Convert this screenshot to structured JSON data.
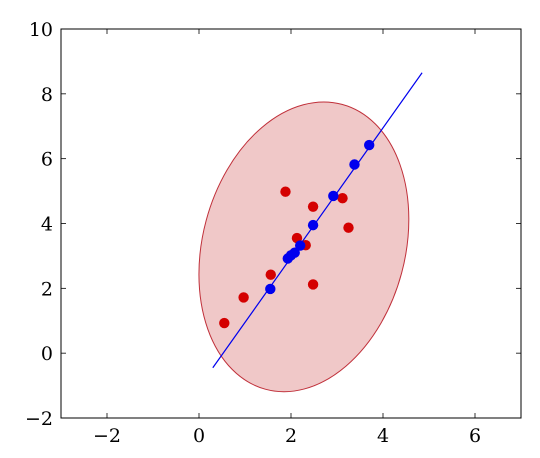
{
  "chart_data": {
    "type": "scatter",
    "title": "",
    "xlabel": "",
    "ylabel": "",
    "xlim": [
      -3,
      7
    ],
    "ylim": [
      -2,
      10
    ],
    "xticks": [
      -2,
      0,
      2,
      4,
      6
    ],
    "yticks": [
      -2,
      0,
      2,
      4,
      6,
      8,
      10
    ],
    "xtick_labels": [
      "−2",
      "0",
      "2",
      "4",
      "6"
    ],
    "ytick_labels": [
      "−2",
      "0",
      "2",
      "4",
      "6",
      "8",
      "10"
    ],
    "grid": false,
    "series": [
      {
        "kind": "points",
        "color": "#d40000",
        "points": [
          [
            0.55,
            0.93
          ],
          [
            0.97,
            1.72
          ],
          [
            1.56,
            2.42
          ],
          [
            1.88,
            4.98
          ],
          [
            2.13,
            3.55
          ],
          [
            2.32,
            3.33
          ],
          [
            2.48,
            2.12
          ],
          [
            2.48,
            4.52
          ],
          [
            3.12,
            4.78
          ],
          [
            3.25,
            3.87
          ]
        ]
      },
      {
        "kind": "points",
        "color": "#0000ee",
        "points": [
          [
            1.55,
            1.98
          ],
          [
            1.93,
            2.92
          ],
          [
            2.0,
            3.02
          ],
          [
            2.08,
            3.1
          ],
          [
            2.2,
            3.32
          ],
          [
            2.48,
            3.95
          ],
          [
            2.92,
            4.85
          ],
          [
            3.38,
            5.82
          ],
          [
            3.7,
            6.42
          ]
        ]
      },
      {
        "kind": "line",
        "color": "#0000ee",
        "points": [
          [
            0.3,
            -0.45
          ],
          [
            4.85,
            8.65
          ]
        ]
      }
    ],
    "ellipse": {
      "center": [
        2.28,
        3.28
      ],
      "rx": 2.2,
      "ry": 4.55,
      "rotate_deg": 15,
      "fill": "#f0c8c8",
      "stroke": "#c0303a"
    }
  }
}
------------------------------------------------
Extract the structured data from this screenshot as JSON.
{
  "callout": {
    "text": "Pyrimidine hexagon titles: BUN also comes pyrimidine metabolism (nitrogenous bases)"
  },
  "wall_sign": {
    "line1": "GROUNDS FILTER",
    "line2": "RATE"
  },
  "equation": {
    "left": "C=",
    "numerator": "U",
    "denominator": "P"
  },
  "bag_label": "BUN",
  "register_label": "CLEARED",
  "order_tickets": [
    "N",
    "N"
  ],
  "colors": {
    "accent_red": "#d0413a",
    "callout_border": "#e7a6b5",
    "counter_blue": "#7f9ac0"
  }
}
------------------------------------------------
» **Instructions to follow**:
Working from the material above, state how many lines contain "structured"; give only the number.

» **The answer**:
2